> _PROBLEM DESCRIPTION_
Images embedded in the records are excluded; print everything else exactly as given.

----

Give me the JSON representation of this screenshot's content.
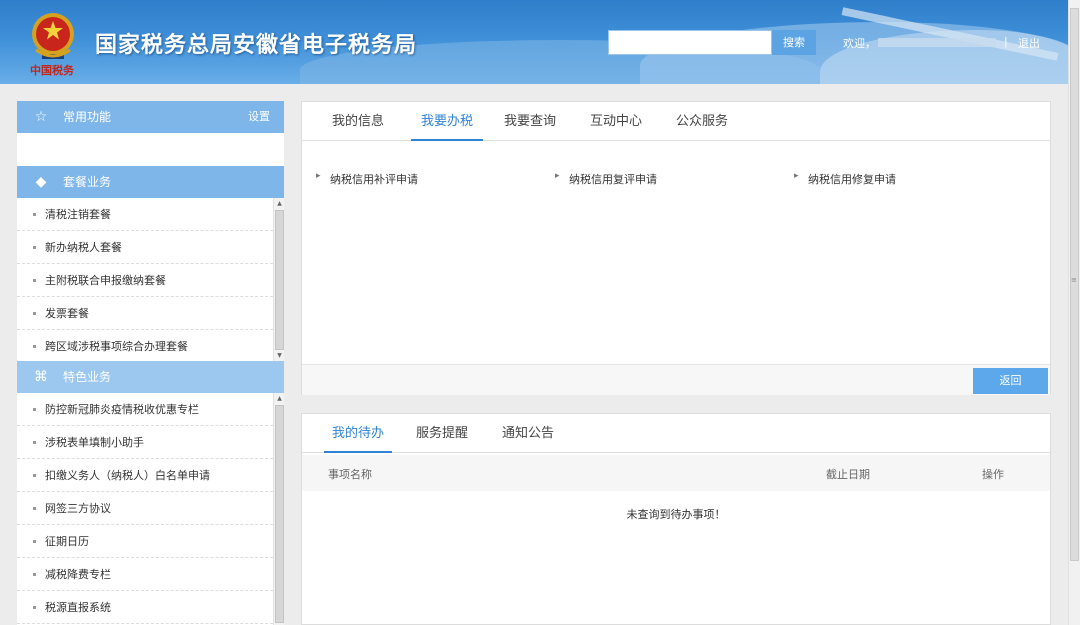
{
  "header": {
    "emblem_text": "中国税务",
    "title": "国家税务总局安徽省电子税务局",
    "search_button": "搜索",
    "welcome": "欢迎，",
    "separator": "|",
    "logout": "退出"
  },
  "sidebar": {
    "common": {
      "label": "常用功能",
      "settings": "设置"
    },
    "package": {
      "label": "套餐业务",
      "items": [
        "清税注销套餐",
        "新办纳税人套餐",
        "主附税联合申报缴纳套餐",
        "发票套餐",
        "跨区域涉税事项综合办理套餐"
      ]
    },
    "special": {
      "label": "特色业务",
      "items": [
        "防控新冠肺炎疫情税收优惠专栏",
        "涉税表单填制小助手",
        "扣缴义务人（纳税人）白名单申请",
        "网签三方协议",
        "征期日历",
        "减税降费专栏",
        "税源直报系统"
      ]
    }
  },
  "main": {
    "tabs": [
      "我的信息",
      "我要办税",
      "我要查询",
      "互动中心",
      "公众服务"
    ],
    "active_tab": "我要办税",
    "links": [
      "纳税信用补评申请",
      "纳税信用复评申请",
      "纳税信用修复申请"
    ],
    "back_button": "返回"
  },
  "todo": {
    "tabs": [
      "我的待办",
      "服务提醒",
      "通知公告"
    ],
    "columns": {
      "name": "事项名称",
      "deadline": "截止日期",
      "action": "操作"
    },
    "empty_message": "未查询到待办事项！"
  },
  "colors": {
    "accent": "#3283d4",
    "header_blue": "#3e8fd8",
    "sidebar_head": "#7fb6ea"
  }
}
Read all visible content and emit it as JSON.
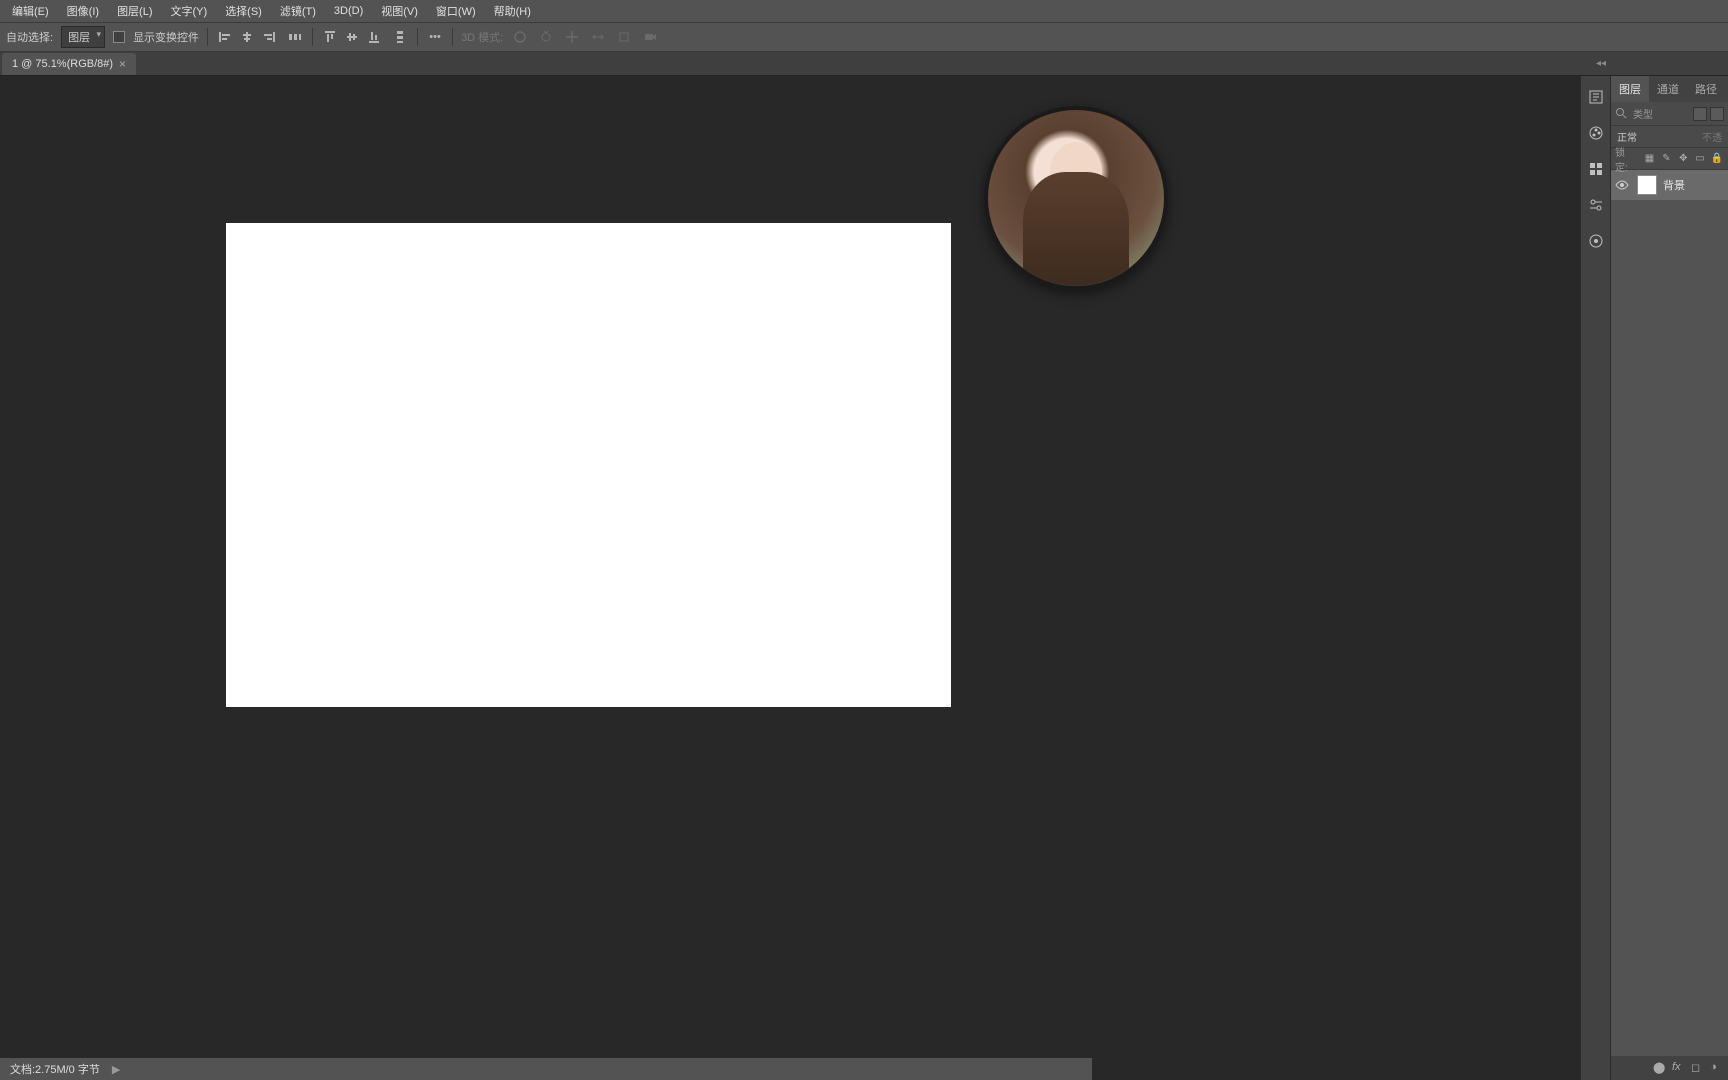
{
  "menu": {
    "items": [
      "编辑(E)",
      "图像(I)",
      "图层(L)",
      "文字(Y)",
      "选择(S)",
      "滤镜(T)",
      "3D(D)",
      "视图(V)",
      "窗口(W)",
      "帮助(H)"
    ]
  },
  "options": {
    "auto_select_label": "自动选择:",
    "auto_select_value": "图层",
    "show_transform_label": "显示变换控件",
    "mode_3d_label": "3D 模式:"
  },
  "tab": {
    "title": "1 @ 75.1%(RGB/8#)"
  },
  "panel_tabs": [
    "图层",
    "通道",
    "路径"
  ],
  "filter": {
    "label": "类型"
  },
  "blend": {
    "mode": "正常",
    "opacity": "不透"
  },
  "lock": {
    "label": "锁定:"
  },
  "layers": [
    {
      "name": "背景",
      "visible": true
    }
  ],
  "status": {
    "doc": "文档:2.75M/0 字节"
  }
}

----

> _TASK RESULT_
Give me the JSON representation of this screenshot's content.
{
  "header": {
    "emblem_text": "中国税务",
    "title": "国家税务总局安徽省电子税务局",
    "search_button": "搜索",
    "welcome": "欢迎，",
    "separator": "|",
    "logout": "退出"
  },
  "sidebar": {
    "common": {
      "label": "常用功能",
      "settings": "设置"
    },
    "package": {
      "label": "套餐业务",
      "items": [
        "清税注销套餐",
        "新办纳税人套餐",
        "主附税联合申报缴纳套餐",
        "发票套餐",
        "跨区域涉税事项综合办理套餐"
      ]
    },
    "special": {
      "label": "特色业务",
      "items": [
        "防控新冠肺炎疫情税收优惠专栏",
        "涉税表单填制小助手",
        "扣缴义务人（纳税人）白名单申请",
        "网签三方协议",
        "征期日历",
        "减税降费专栏",
        "税源直报系统"
      ]
    }
  },
  "main": {
    "tabs": [
      "我的信息",
      "我要办税",
      "我要查询",
      "互动中心",
      "公众服务"
    ],
    "active_tab": "我要办税",
    "links": [
      "纳税信用补评申请",
      "纳税信用复评申请",
      "纳税信用修复申请"
    ],
    "back_button": "返回"
  },
  "todo": {
    "tabs": [
      "我的待办",
      "服务提醒",
      "通知公告"
    ],
    "columns": {
      "name": "事项名称",
      "deadline": "截止日期",
      "action": "操作"
    },
    "empty_message": "未查询到待办事项！"
  },
  "colors": {
    "accent": "#3283d4",
    "header_blue": "#3e8fd8",
    "sidebar_head": "#7fb6ea"
  }
}
Read all visible content and emit it as JSON.
{
  "menu": {
    "items": [
      "编辑(E)",
      "图像(I)",
      "图层(L)",
      "文字(Y)",
      "选择(S)",
      "滤镜(T)",
      "3D(D)",
      "视图(V)",
      "窗口(W)",
      "帮助(H)"
    ]
  },
  "options": {
    "auto_select_label": "自动选择:",
    "auto_select_value": "图层",
    "show_transform_label": "显示变换控件",
    "mode_3d_label": "3D 模式:"
  },
  "tab": {
    "title": "1 @ 75.1%(RGB/8#)"
  },
  "panel_tabs": [
    "图层",
    "通道",
    "路径"
  ],
  "filter": {
    "label": "类型"
  },
  "blend": {
    "mode": "正常",
    "opacity": "不透"
  },
  "lock": {
    "label": "锁定:"
  },
  "layers": [
    {
      "name": "背景",
      "visible": true
    }
  ],
  "status": {
    "doc": "文档:2.75M/0 字节"
  }
}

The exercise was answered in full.